Some records
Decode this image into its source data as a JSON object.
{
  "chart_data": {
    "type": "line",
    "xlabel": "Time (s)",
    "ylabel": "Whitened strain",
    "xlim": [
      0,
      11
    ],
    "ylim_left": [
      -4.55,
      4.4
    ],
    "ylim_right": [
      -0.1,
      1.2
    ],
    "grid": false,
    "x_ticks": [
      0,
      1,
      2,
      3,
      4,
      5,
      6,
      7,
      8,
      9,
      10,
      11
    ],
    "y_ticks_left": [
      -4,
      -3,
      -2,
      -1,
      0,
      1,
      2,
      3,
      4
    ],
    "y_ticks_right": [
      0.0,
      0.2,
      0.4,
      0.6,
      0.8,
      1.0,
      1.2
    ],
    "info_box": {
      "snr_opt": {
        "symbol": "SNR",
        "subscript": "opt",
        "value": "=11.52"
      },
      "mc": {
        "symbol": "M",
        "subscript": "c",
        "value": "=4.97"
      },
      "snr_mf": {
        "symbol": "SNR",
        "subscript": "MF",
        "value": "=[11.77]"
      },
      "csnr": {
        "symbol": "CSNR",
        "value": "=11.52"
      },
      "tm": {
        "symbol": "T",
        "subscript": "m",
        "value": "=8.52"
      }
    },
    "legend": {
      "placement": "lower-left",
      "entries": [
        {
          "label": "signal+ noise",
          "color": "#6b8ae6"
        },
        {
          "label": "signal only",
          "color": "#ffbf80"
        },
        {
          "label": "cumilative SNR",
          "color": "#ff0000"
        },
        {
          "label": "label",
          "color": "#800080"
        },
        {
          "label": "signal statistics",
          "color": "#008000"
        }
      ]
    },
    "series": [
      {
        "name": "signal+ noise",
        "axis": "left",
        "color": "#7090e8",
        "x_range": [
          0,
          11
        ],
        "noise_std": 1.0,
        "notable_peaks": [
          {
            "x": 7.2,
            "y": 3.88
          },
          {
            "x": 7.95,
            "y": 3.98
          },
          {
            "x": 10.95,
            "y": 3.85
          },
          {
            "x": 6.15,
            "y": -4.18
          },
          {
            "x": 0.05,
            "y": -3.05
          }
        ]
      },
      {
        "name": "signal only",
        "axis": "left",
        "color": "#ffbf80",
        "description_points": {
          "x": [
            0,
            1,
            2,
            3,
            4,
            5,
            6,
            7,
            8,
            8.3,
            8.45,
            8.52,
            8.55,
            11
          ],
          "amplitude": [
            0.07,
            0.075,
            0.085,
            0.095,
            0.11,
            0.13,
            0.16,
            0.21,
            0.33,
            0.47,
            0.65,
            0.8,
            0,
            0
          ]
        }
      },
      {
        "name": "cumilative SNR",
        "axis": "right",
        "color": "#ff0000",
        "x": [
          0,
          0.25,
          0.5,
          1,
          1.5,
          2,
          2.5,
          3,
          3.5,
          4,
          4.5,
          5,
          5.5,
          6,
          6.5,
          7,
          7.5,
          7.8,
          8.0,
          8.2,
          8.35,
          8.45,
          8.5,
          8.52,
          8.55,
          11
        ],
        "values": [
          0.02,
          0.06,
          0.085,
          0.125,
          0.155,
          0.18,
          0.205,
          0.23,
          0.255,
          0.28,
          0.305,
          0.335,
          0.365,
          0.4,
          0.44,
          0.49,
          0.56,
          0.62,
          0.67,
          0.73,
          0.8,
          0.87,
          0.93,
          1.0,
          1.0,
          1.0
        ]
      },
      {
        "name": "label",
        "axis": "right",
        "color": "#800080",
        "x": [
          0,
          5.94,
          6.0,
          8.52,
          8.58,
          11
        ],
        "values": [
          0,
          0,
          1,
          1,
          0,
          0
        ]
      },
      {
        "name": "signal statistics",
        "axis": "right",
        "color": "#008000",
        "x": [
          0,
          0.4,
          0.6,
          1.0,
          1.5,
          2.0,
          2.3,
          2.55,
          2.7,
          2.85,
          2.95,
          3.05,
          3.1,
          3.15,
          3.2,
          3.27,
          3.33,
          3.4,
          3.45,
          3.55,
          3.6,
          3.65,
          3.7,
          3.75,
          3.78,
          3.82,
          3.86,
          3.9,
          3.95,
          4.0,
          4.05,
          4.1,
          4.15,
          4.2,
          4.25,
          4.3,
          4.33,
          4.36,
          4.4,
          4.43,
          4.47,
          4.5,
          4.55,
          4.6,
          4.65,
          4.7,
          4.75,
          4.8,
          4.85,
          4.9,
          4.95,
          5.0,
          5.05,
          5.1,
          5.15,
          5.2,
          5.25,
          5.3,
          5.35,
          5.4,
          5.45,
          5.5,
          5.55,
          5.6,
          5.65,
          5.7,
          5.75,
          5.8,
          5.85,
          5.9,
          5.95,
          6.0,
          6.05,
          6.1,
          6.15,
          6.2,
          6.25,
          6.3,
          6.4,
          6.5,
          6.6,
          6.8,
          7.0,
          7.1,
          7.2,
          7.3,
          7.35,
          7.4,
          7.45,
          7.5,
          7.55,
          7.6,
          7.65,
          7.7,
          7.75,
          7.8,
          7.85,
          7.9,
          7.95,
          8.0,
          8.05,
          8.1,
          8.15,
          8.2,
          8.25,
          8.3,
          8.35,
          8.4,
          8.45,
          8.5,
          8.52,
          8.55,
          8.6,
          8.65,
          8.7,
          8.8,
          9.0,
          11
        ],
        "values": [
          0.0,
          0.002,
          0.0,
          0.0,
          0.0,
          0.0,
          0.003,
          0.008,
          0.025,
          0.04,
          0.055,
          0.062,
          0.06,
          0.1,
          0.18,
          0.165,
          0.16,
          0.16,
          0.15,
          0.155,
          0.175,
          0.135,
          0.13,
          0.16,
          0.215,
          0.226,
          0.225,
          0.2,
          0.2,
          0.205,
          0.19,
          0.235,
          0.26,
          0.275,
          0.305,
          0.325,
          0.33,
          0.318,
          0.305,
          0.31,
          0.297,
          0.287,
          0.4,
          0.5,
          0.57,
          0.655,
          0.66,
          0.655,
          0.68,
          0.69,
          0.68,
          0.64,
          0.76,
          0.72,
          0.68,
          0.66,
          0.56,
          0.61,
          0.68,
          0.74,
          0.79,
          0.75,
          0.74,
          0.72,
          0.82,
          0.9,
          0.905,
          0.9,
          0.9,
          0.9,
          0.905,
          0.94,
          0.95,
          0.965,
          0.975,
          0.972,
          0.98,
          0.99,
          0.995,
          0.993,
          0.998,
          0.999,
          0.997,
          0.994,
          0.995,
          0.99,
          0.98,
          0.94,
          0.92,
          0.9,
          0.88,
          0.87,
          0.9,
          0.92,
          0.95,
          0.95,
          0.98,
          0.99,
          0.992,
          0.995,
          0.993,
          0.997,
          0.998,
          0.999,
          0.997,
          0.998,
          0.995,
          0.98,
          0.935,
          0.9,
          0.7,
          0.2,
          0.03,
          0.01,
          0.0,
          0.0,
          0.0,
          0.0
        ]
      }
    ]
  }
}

Task description
List all lines above in which the string "signal" appears.

Result of this exercise
          "label": "signal+ noise",
          "label": "signal only",
          "label": "signal statistics",
        "name": "signal+ noise",
        "name": "signal only",
        "name": "signal statistics",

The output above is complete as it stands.